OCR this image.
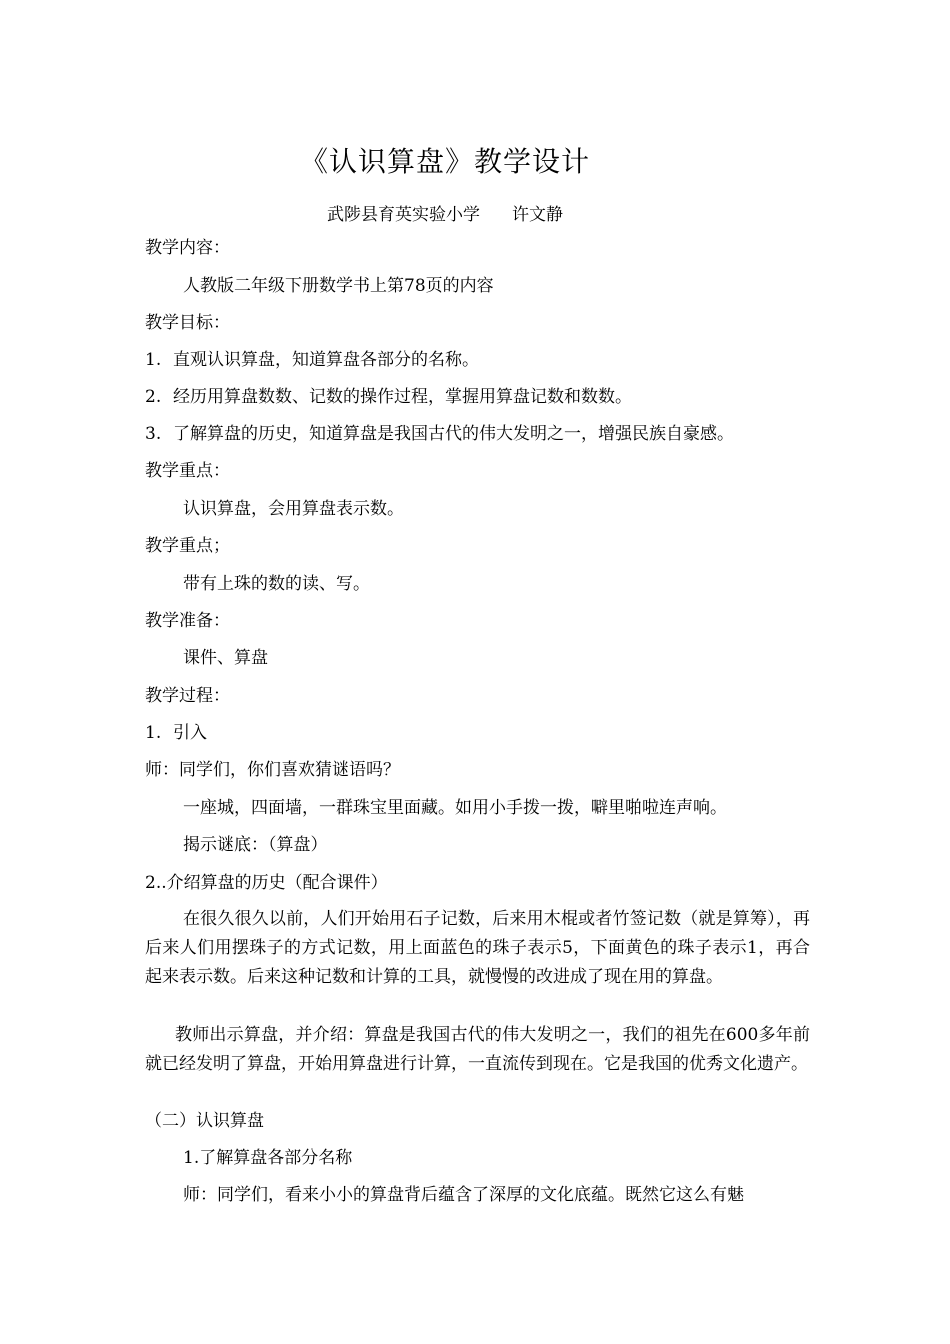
《认识算盘》教学设计
武陟县育英实验小学 许文静
教学内容：
人教版二年级下册数学书上第78页的内容
教学目标：
1. 直观认识算盘，知道算盘各部分的名称。
2. 经历用算盘数数、记数的操作过程，掌握用算盘记数和数数。
3. 了解算盘的历史，知道算盘是我国古代的伟大发明之一，增强民族自豪感。
教学重点：
认识算盘，会用算盘表示数。
教学重点；
带有上珠的数的读、写。
教学准备：
课件、算盘
教学过程：
1. 引入
师：同学们，你们喜欢猜谜语吗？
一座城，四面墙，一群珠宝里面藏。如用小手拨一拨，噼里啪啦连声响。
揭示谜底：（算盘）
2..介绍算盘的历史（配合课件）
在很久很久以前，人们开始用石子记数，后来用木棍或者竹签记数（就是算筹），再后来人们用摆珠子的方式记数，用上面蓝色的珠子表示5，下面黄色的珠子表示1，再合起来表示数。后来这种记数和计算的工具，就慢慢的改进成了现在用的算盘。
教师出示算盘，并介绍：算盘是我国古代的伟大发明之一，我们的祖先在600多年前就已经发明了算盘，开始用算盘进行计算，一直流传到现在。它是我国的优秀文化遗产。
（二）认识算盘
1.了解算盘各部分名称
师：同学们，看来小小的算盘背后蕴含了深厚的文化底蕴。既然它这么有魅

--------------------------------------------------

## [PROBLEM STATEMENT]
Quote the material in full and exactly; do not carry over its pictures.

## [SOLUTION FOR THIS TASK]
OCR this image.
《认识算盘》教学设计
武陟县育英实验小学 许文静
教学内容：
人教版二年级下册数学书上第78页的内容
教学目标：
1. 直观认识算盘，知道算盘各部分的名称。
2. 经历用算盘数数、记数的操作过程，掌握用算盘记数和数数。
3. 了解算盘的历史，知道算盘是我国古代的伟大发明之一，增强民族自豪感。
教学重点：
认识算盘，会用算盘表示数。
教学重点；
带有上珠的数的读、写。
教学准备：
课件、算盘
教学过程：
1. 引入
师：同学们，你们喜欢猜谜语吗？
一座城，四面墙，一群珠宝里面藏。如用小手拨一拨，噼里啪啦连声响。
揭示谜底：（算盘）
2..介绍算盘的历史（配合课件）
在很久很久以前，人们开始用石子记数，后来用木棍或者竹签记数（就是算筹），再后来人们用摆珠子的方式记数，用上面蓝色的珠子表示5，下面黄色的珠子表示1，再合起来表示数。后来这种记数和计算的工具，就慢慢的改进成了现在用的算盘。
教师出示算盘，并介绍：算盘是我国古代的伟大发明之一，我们的祖先在600多年前就已经发明了算盘，开始用算盘进行计算，一直流传到现在。它是我国的优秀文化遗产。
（二）认识算盘
1.了解算盘各部分名称
师：同学们，看来小小的算盘背后蕴含了深厚的文化底蕴。既然它这么有魅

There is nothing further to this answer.